LISTING:
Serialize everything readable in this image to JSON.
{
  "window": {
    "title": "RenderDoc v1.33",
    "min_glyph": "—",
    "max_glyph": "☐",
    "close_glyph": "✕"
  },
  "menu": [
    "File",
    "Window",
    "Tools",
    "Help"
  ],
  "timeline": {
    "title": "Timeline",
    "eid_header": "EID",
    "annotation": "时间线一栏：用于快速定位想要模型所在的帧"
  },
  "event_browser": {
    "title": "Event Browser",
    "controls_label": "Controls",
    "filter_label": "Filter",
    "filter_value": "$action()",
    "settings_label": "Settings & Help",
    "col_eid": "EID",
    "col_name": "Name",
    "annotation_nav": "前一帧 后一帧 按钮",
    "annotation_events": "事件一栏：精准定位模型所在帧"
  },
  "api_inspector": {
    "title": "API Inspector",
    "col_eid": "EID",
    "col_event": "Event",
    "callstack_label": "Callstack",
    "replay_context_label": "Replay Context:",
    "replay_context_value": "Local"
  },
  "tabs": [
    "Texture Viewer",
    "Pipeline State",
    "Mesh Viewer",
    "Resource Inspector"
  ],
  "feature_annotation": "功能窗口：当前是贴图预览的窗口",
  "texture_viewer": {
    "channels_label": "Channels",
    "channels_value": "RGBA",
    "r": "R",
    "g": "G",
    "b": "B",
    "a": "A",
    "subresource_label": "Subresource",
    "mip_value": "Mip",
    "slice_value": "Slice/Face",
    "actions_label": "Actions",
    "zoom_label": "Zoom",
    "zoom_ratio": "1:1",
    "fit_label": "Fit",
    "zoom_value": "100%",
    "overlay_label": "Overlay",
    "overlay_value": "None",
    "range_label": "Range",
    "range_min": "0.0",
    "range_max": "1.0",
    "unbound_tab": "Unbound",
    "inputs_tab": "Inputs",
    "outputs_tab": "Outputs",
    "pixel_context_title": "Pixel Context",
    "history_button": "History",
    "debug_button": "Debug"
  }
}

DO THIS: Using the listing above, reproduce each line without omission.

RESULT FOR THIS TASK:
Serialize everything readable in this image to JSON.
{
  "window": {
    "title": "RenderDoc v1.33",
    "min_glyph": "—",
    "max_glyph": "☐",
    "close_glyph": "✕"
  },
  "menu": [
    "File",
    "Window",
    "Tools",
    "Help"
  ],
  "timeline": {
    "title": "Timeline",
    "eid_header": "EID",
    "annotation": "时间线一栏：用于快速定位想要模型所在的帧"
  },
  "event_browser": {
    "title": "Event Browser",
    "controls_label": "Controls",
    "filter_label": "Filter",
    "filter_value": "$action()",
    "settings_label": "Settings & Help",
    "col_eid": "EID",
    "col_name": "Name",
    "annotation_nav": "前一帧 后一帧 按钮",
    "annotation_events": "事件一栏：精准定位模型所在帧"
  },
  "api_inspector": {
    "title": "API Inspector",
    "col_eid": "EID",
    "col_event": "Event",
    "callstack_label": "Callstack",
    "replay_context_label": "Replay Context:",
    "replay_context_value": "Local"
  },
  "tabs": [
    "Texture Viewer",
    "Pipeline State",
    "Mesh Viewer",
    "Resource Inspector"
  ],
  "feature_annotation": "功能窗口：当前是贴图预览的窗口",
  "texture_viewer": {
    "channels_label": "Channels",
    "channels_value": "RGBA",
    "r": "R",
    "g": "G",
    "b": "B",
    "a": "A",
    "subresource_label": "Subresource",
    "mip_value": "Mip",
    "slice_value": "Slice/Face",
    "actions_label": "Actions",
    "zoom_label": "Zoom",
    "zoom_ratio": "1:1",
    "fit_label": "Fit",
    "zoom_value": "100%",
    "overlay_label": "Overlay",
    "overlay_value": "None",
    "range_label": "Range",
    "range_min": "0.0",
    "range_max": "1.0",
    "unbound_tab": "Unbound",
    "inputs_tab": "Inputs",
    "outputs_tab": "Outputs",
    "pixel_context_title": "Pixel Context",
    "history_button": "History",
    "debug_button": "Debug"
  }
}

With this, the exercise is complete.